Challenge >>
Say how many lines in the records include the string "mismo", adding no other words.
## START
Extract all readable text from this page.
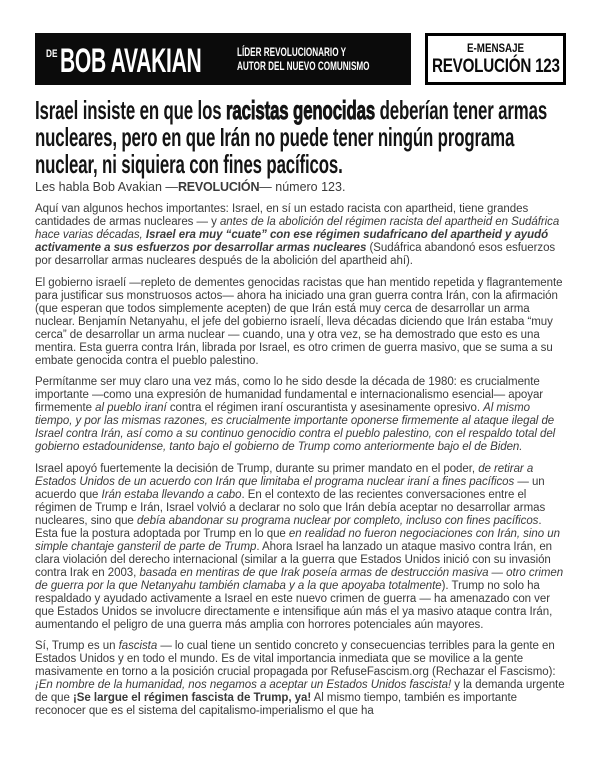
DE BOB AVAKIAN	LÍDER REVOLUCIONARIO Y
AUTOR DEL NUEVO COMUNISMO
E-MENSAJE
REVOLUCIÓN 123
Israel insiste en que los racistas genocidas deberían tener armas nucleares, pero en que Irán no puede tener ningún programa nuclear, ni siquiera con fines pacíficos.

Les habla Bob Avakian —REVOLUCIÓN— número 123.

Aquí van algunos hechos importantes: Israel, en sí un estado racista con apartheid, tiene grandes cantidades de armas nucleares — y antes de la abolición del régimen racista del apartheid en Sudáfrica hace varias décadas, Israel era muy “cuate” con ese régimen sudafricano del apartheid y ayudó activamente a sus esfuerzos por desarrollar armas nucleares (Sudáfrica abandonó esos esfuerzos por desarrollar armas nucleares después de la abolición del apartheid ahí).

El gobierno israelí —repleto de dementes genocidas racistas que han mentido repetida y flagrantemente para justificar sus monstruosos actos— ahora ha iniciado una gran guerra contra Irán, con la afirmación (que esperan que todos simplemente acepten) de que Irán está muy cerca de desarrollar un arma nuclear. Benjamín Netanyahu, el jefe del gobierno israelí, lleva décadas diciendo que Irán estaba “muy cerca” de desarrollar un arma nuclear — cuando, una y otra vez, se ha demostrado que esto es una mentira. Esta guerra contra Irán, librada por Israel, es otro crimen de guerra masivo, que se suma a su embate genocida contra el pueblo palestino.

Permítanme ser muy claro una vez más, como lo he sido desde la década de 1980: es crucialmente importante —como una expresión de humanidad fundamental e internacionalismo esencial— apoyar firmemente al pueblo iraní contra el régimen iraní oscurantista y asesinamente opresivo. Al mismo tiempo, y por las mismas razones, es crucialmente importante oponerse firmemente al ataque ilegal de Israel contra Irán, así como a su continuo genocidio contra el pueblo palestino, con el respaldo total del gobierno estadounidense, tanto bajo el gobierno de Trump como anteriormente bajo el de Biden.

Israel apoyó fuertemente la decisión de Trump, durante su primer mandato en el poder, de retirar a Estados Unidos de un acuerdo con Irán que limitaba el programa nuclear iraní a fines pacíficos — un acuerdo que Irán estaba llevando a cabo. En el contexto de las recientes conversaciones entre el régimen de Trump e Irán, Israel volvió a declarar no solo que Irán debía aceptar no desarrollar armas nucleares, sino que debía abandonar su programa nuclear por completo, incluso con fines pacíficos. Esta fue la postura adoptada por Trump en lo que en realidad no fueron negociaciones con Irán, sino un simple chantaje gansteril de parte de Trump. Ahora Israel ha lanzado un ataque masivo contra Irán, en clara violación del derecho internacional (similar a la guerra que Estados Unidos inició con su invasión contra Irak en 2003, basada en mentiras de que Irak poseía armas de destrucción masiva — otro crimen de guerra por la que Netanyahu también clamaba y a la que apoyaba totalmente). Trump no solo ha respaldado y ayudado activamente a Israel en este nuevo crimen de guerra — ha amenazado con ver que Estados Unidos se involucre directamente e intensifique aún más el ya masivo ataque contra Irán, aumentando el peligro de una guerra más amplia con horrores potenciales aún mayores.

Sí, Trump es un fascista — lo cual tiene un sentido concreto y consecuencias terribles para la gente en Estados Unidos y en todo el mundo. Es de vital importancia inmediata que se movilice a la gente masivamente en torno a la posición crucial propagada por RefuseFascism.org (Rechazar el Fascismo): ¡En nombre de la humanidad, nos negamos a aceptar un Estados Unidos fascista! y la demanda urgente de que ¡Se largue el régimen fascista de Trump, ya! Al mismo tiempo, también es importante reconocer que es el sistema del capitalismo-imperialismo el que ha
## END
Task response >>
2